--- Supplied material ---
** Begin **
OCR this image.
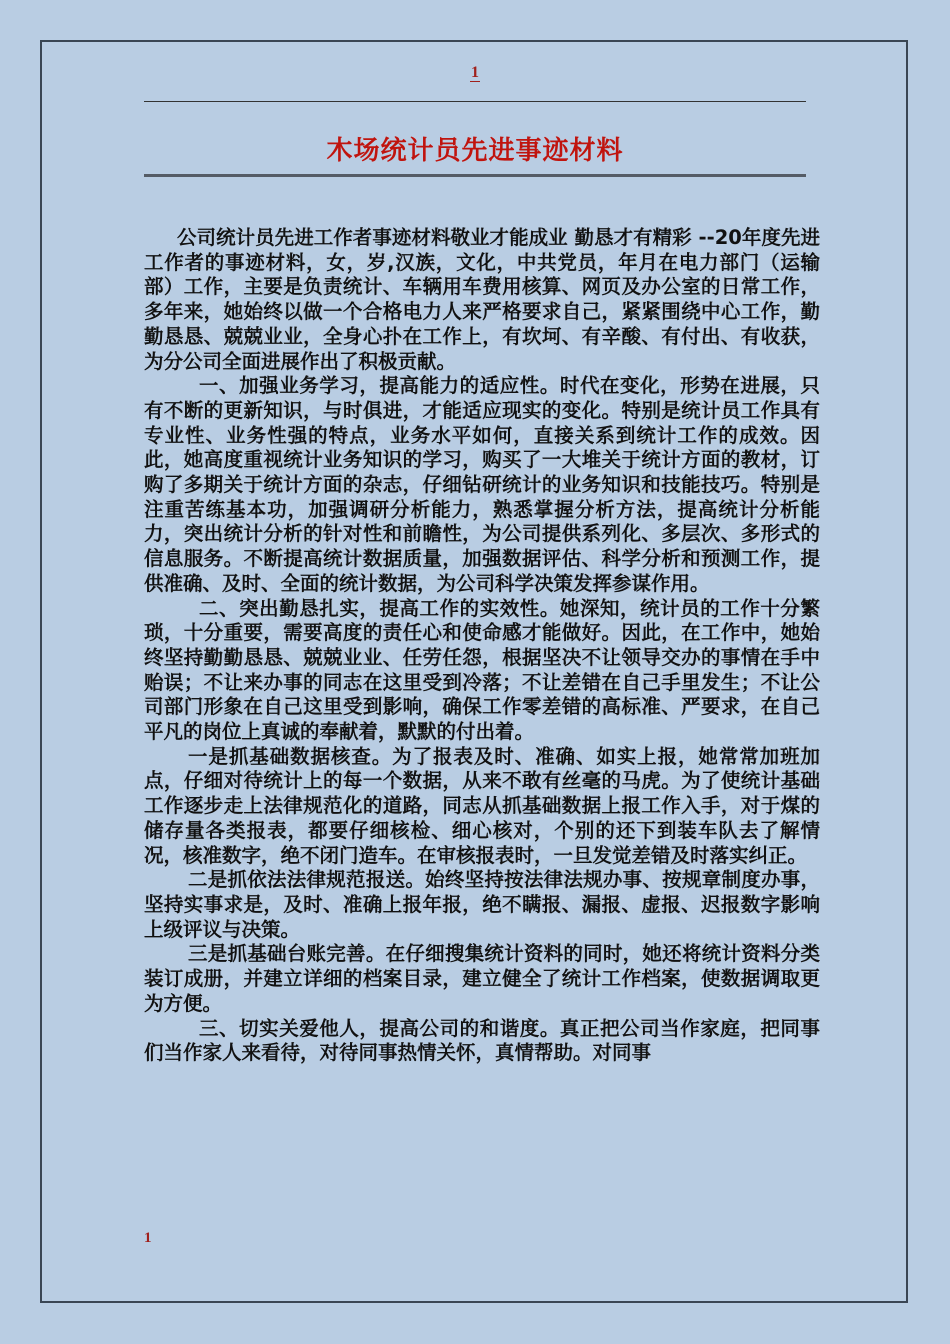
1
木场统计员先进事迹材料

公司统计员先进工作者事迹材料敬业才能成业 勤恳才有精彩 --20年度先进工作者的事迹材料，女，岁,汉族，文化，中共党员，年月在电力部门（运输部）工作，主要是负责统计、车辆用车费用核算、网页及办公室的日常工作，多年来，她始终以做一个合格电力人来严格要求自己，紧紧围绕中心工作，勤勤恳恳、兢兢业业，全身心扑在工作上，有坎坷、有辛酸、有付出、有收获，为分公司全面进展作出了积极贡献。

一、加强业务学习，提高能力的适应性。时代在变化，形势在进展，只有不断的更新知识，与时俱进，才能适应现实的变化。特别是统计员工作具有专业性、业务性强的特点，业务水平如何，直接关系到统计工作的成效。因此，她高度重视统计业务知识的学习，购买了一大堆关于统计方面的教材，订购了多期关于统计方面的杂志，仔细钻研统计的业务知识和技能技巧。特别是注重苦练基本功，加强调研分析能力，熟悉掌握分析方法，提高统计分析能力，突出统计分析的针对性和前瞻性，为公司提供系列化、多层次、多形式的信息服务。不断提高统计数据质量，加强数据评估、科学分析和预测工作，提供准确、及时、全面的统计数据，为公司科学决策发挥参谋作用。

二、突出勤恳扎实，提高工作的实效性。她深知，统计员的工作十分繁琐，十分重要，需要高度的责任心和使命感才能做好。因此，在工作中，她始终坚持勤勤恳恳、兢兢业业、任劳任怨，根据坚决不让领导交办的事情在手中贻误；不让来办事的同志在这里受到冷落；不让差错在自己手里发生；不让公司部门形象在自己这里受到影响，确保工作零差错的高标准、严要求，在自己平凡的岗位上真诚的奉献着，默默的付出着。

一是抓基础数据核查。为了报表及时、准确、如实上报，她常常加班加点，仔细对待统计上的每一个数据，从来不敢有丝毫的马虎。为了使统计基础工作逐步走上法律规范化的道路，同志从抓基础数据上报工作入手，对于煤的储存量各类报表，都要仔细核检、细心核对，个别的还下到装车队去了解情况，核准数字，绝不闭门造车。在审核报表时，一旦发觉差错及时落实纠正。

二是抓依法法律规范报送。始终坚持按法律法规办事、按规章制度办事，坚持实事求是，及时、准确上报年报，绝不瞒报、漏报、虚报、迟报数字影响上级评议与决策。

三是抓基础台账完善。在仔细搜集统计资料的同时，她还将统计资料分类装订成册，并建立详细的档案目录，建立健全了统计工作档案，使数据调取更为方便。

三、切实关爱他人，提高公司的和谐度。真正把公司当作家庭，把同事们当作家人来看待，对待同事热情关怀，真情帮助。对同事

1
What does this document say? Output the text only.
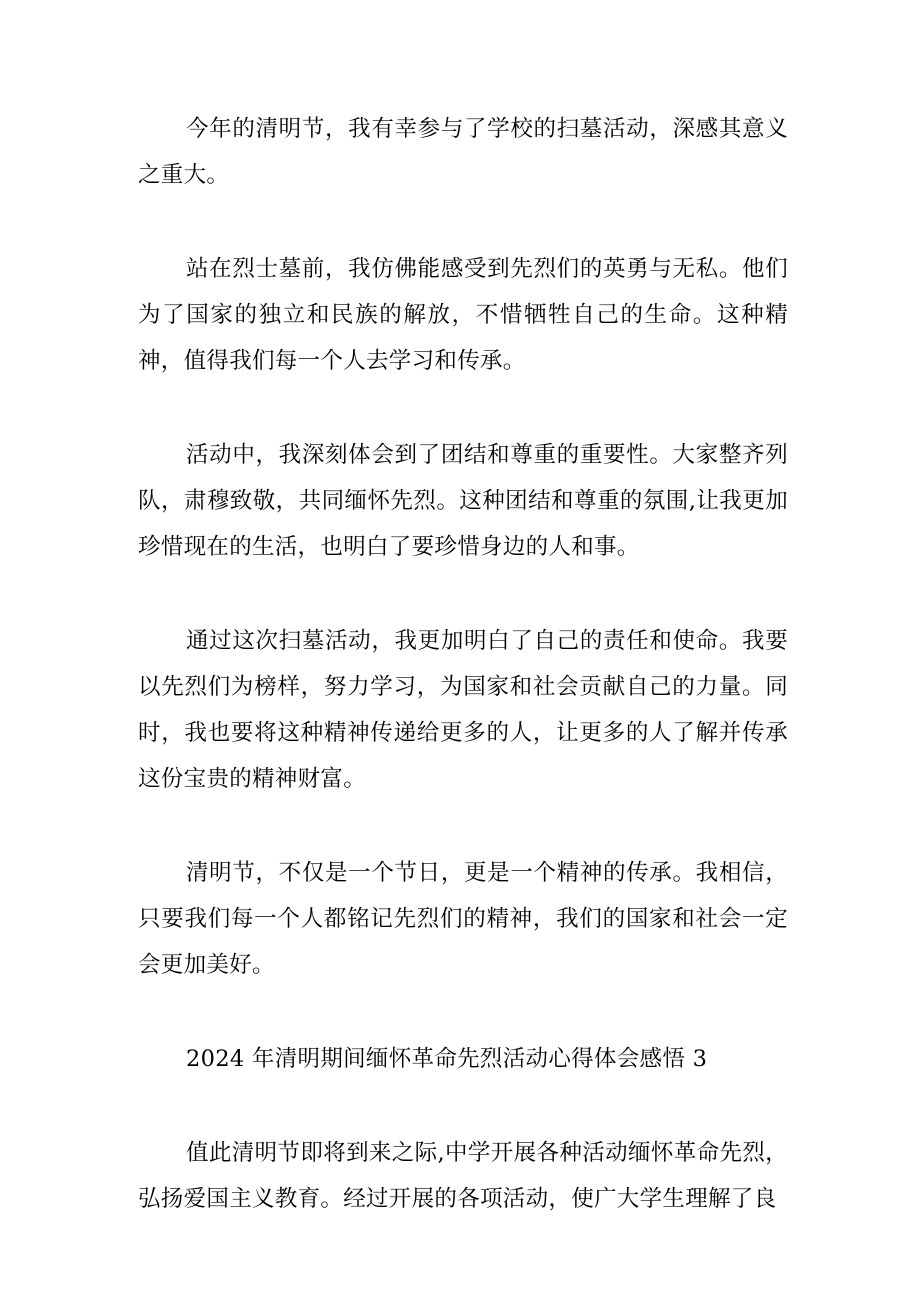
今年的清明节，我有幸参与了学校的扫墓活动，深感其意义之重大。

站在烈士墓前，我仿佛能感受到先烈们的英勇与无私。他们为了国家的独立和民族的解放，不惜牺牲自己的生命。这种精神，值得我们每一个人去学习和传承。

活动中，我深刻体会到了团结和尊重的重要性。大家整齐列队，肃穆致敬，共同缅怀先烈。这种团结和尊重的氛围,让我更加珍惜现在的生活，也明白了要珍惜身边的人和事。

通过这次扫墓活动，我更加明白了自己的责任和使命。我要以先烈们为榜样，努力学习，为国家和社会贡献自己的力量。同时，我也要将这种精神传递给更多的人，让更多的人了解并传承这份宝贵的精神财富。

清明节，不仅是一个节日，更是一个精神的传承。我相信，只要我们每一个人都铭记先烈们的精神，我们的国家和社会一定会更加美好。

2024 年清明期间缅怀革命先烈活动心得体会感悟 3

值此清明节即将到来之际,中学开展各种活动缅怀革命先烈，弘扬爱国主义教育。经过开展的各项活动，使广大学生理解了良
** End **
--- Exercise ---
Transcribe the preceding listing in its entirety and with exact wording, leaving out pictures.

--- Expected output ---
OCR this image.
1
木场统计员先进事迹材料

公司统计员先进工作者事迹材料敬业才能成业 勤恳才有精彩 --20年度先进工作者的事迹材料，女，岁,汉族，文化，中共党员，年月在电力部门（运输部）工作，主要是负责统计、车辆用车费用核算、网页及办公室的日常工作，多年来，她始终以做一个合格电力人来严格要求自己，紧紧围绕中心工作，勤勤恳恳、兢兢业业，全身心扑在工作上，有坎坷、有辛酸、有付出、有收获，为分公司全面进展作出了积极贡献。

一、加强业务学习，提高能力的适应性。时代在变化，形势在进展，只有不断的更新知识，与时俱进，才能适应现实的变化。特别是统计员工作具有专业性、业务性强的特点，业务水平如何，直接关系到统计工作的成效。因此，她高度重视统计业务知识的学习，购买了一大堆关于统计方面的教材，订购了多期关于统计方面的杂志，仔细钻研统计的业务知识和技能技巧。特别是注重苦练基本功，加强调研分析能力，熟悉掌握分析方法，提高统计分析能力，突出统计分析的针对性和前瞻性，为公司提供系列化、多层次、多形式的信息服务。不断提高统计数据质量，加强数据评估、科学分析和预测工作，提供准确、及时、全面的统计数据，为公司科学决策发挥参谋作用。

二、突出勤恳扎实，提高工作的实效性。她深知，统计员的工作十分繁琐，十分重要，需要高度的责任心和使命感才能做好。因此，在工作中，她始终坚持勤勤恳恳、兢兢业业、任劳任怨，根据坚决不让领导交办的事情在手中贻误；不让来办事的同志在这里受到冷落；不让差错在自己手里发生；不让公司部门形象在自己这里受到影响，确保工作零差错的高标准、严要求，在自己平凡的岗位上真诚的奉献着，默默的付出着。

一是抓基础数据核查。为了报表及时、准确、如实上报，她常常加班加点，仔细对待统计上的每一个数据，从来不敢有丝毫的马虎。为了使统计基础工作逐步走上法律规范化的道路，同志从抓基础数据上报工作入手，对于煤的储存量各类报表，都要仔细核检、细心核对，个别的还下到装车队去了解情况，核准数字，绝不闭门造车。在审核报表时，一旦发觉差错及时落实纠正。

二是抓依法法律规范报送。始终坚持按法律法规办事、按规章制度办事，坚持实事求是，及时、准确上报年报，绝不瞒报、漏报、虚报、迟报数字影响上级评议与决策。

三是抓基础台账完善。在仔细搜集统计资料的同时，她还将统计资料分类装订成册，并建立详细的档案目录，建立健全了统计工作档案，使数据调取更为方便。

三、切实关爱他人，提高公司的和谐度。真正把公司当作家庭，把同事们当作家人来看待，对待同事热情关怀，真情帮助。对同事

1
What does this document say? Output the text only.
今年的清明节，我有幸参与了学校的扫墓活动，深感其意义之重大。

站在烈士墓前，我仿佛能感受到先烈们的英勇与无私。他们为了国家的独立和民族的解放，不惜牺牲自己的生命。这种精神，值得我们每一个人去学习和传承。

活动中，我深刻体会到了团结和尊重的重要性。大家整齐列队，肃穆致敬，共同缅怀先烈。这种团结和尊重的氛围,让我更加珍惜现在的生活，也明白了要珍惜身边的人和事。

通过这次扫墓活动，我更加明白了自己的责任和使命。我要以先烈们为榜样，努力学习，为国家和社会贡献自己的力量。同时，我也要将这种精神传递给更多的人，让更多的人了解并传承这份宝贵的精神财富。

清明节，不仅是一个节日，更是一个精神的传承。我相信，只要我们每一个人都铭记先烈们的精神，我们的国家和社会一定会更加美好。

2024 年清明期间缅怀革命先烈活动心得体会感悟 3

值此清明节即将到来之际,中学开展各种活动缅怀革命先烈，弘扬爱国主义教育。经过开展的各项活动，使广大学生理解了良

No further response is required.